*** SUPPLIED RECORDS

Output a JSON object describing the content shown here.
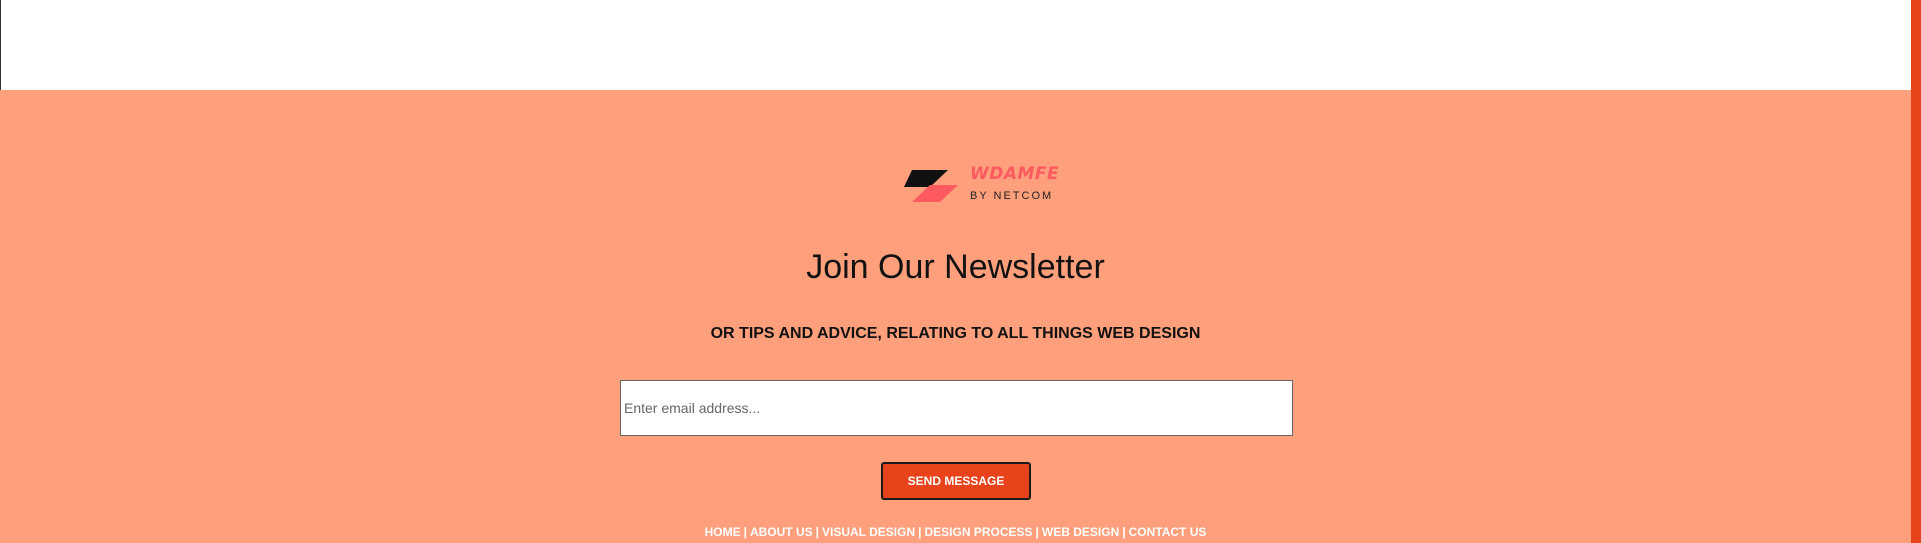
{
  "brand": {
    "name": "WDAMFE",
    "tagline": "BY NETCOM",
    "accent_color": "#ff5a60"
  },
  "newsletter": {
    "title": "Join Our Newsletter",
    "subtitle": "OR TIPS AND ADVICE, RELATING TO ALL THINGS WEB DESIGN",
    "email_placeholder": "Enter email address...",
    "email_value": "",
    "submit_label": "SEND MESSAGE"
  },
  "footer_nav": {
    "separator": "|",
    "items": [
      {
        "label": "HOME"
      },
      {
        "label": "ABOUT US"
      },
      {
        "label": "VISUAL DESIGN"
      },
      {
        "label": "DESIGN PROCESS"
      },
      {
        "label": "WEB DESIGN"
      },
      {
        "label": "CONTACT US"
      }
    ]
  },
  "colors": {
    "footer_background": "#ff9f7b",
    "button_background": "#e8431a",
    "side_bar": "#e8431a"
  }
}
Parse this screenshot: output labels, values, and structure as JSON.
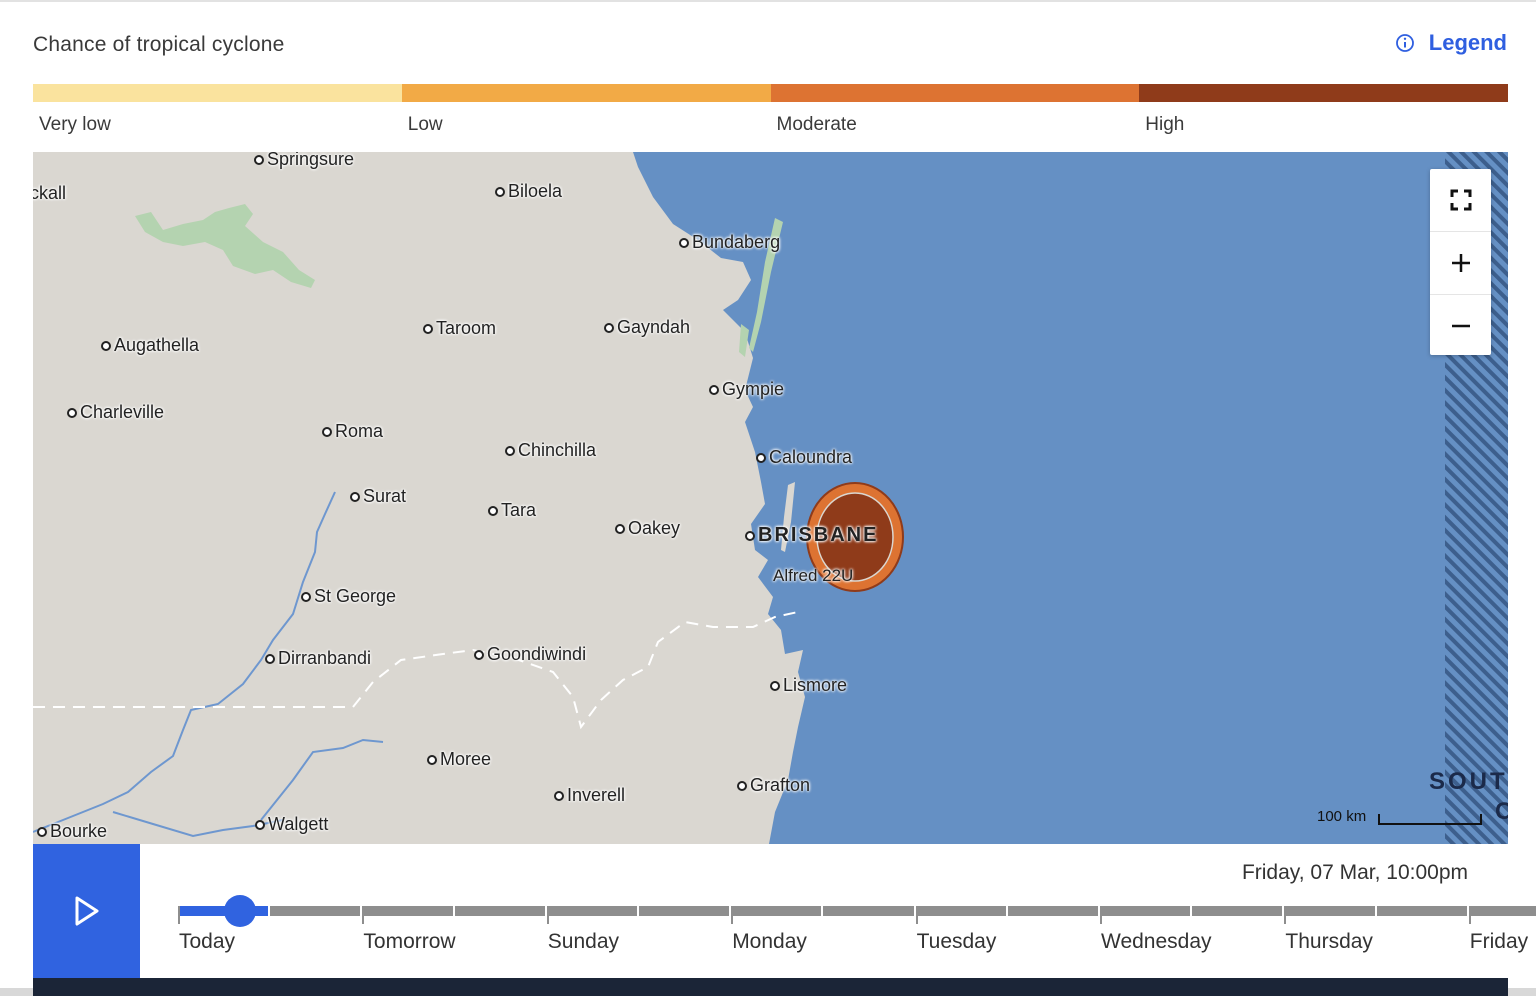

******

▶ _TASK TO CARRY OUT_: Write the entries above out in full, exactly, with no images.

▶ _OUTPUT FOR THIS TASK_:
Output a JSON object describing the content shown here.
{
  "brand": {
    "name": "WDAMFE",
    "tagline": "BY NETCOM",
    "accent_color": "#ff5a60"
  },
  "newsletter": {
    "title": "Join Our Newsletter",
    "subtitle": "OR TIPS AND ADVICE, RELATING TO ALL THINGS WEB DESIGN",
    "email_placeholder": "Enter email address...",
    "email_value": "",
    "submit_label": "SEND MESSAGE"
  },
  "footer_nav": {
    "separator": "|",
    "items": [
      {
        "label": "HOME"
      },
      {
        "label": "ABOUT US"
      },
      {
        "label": "VISUAL DESIGN"
      },
      {
        "label": "DESIGN PROCESS"
      },
      {
        "label": "WEB DESIGN"
      },
      {
        "label": "CONTACT US"
      }
    ]
  },
  "colors": {
    "footer_background": "#ff9f7b",
    "button_background": "#e8431a",
    "side_bar": "#e8431a"
  }
}
Parse this screenshot: output labels, values, and structure as JSON.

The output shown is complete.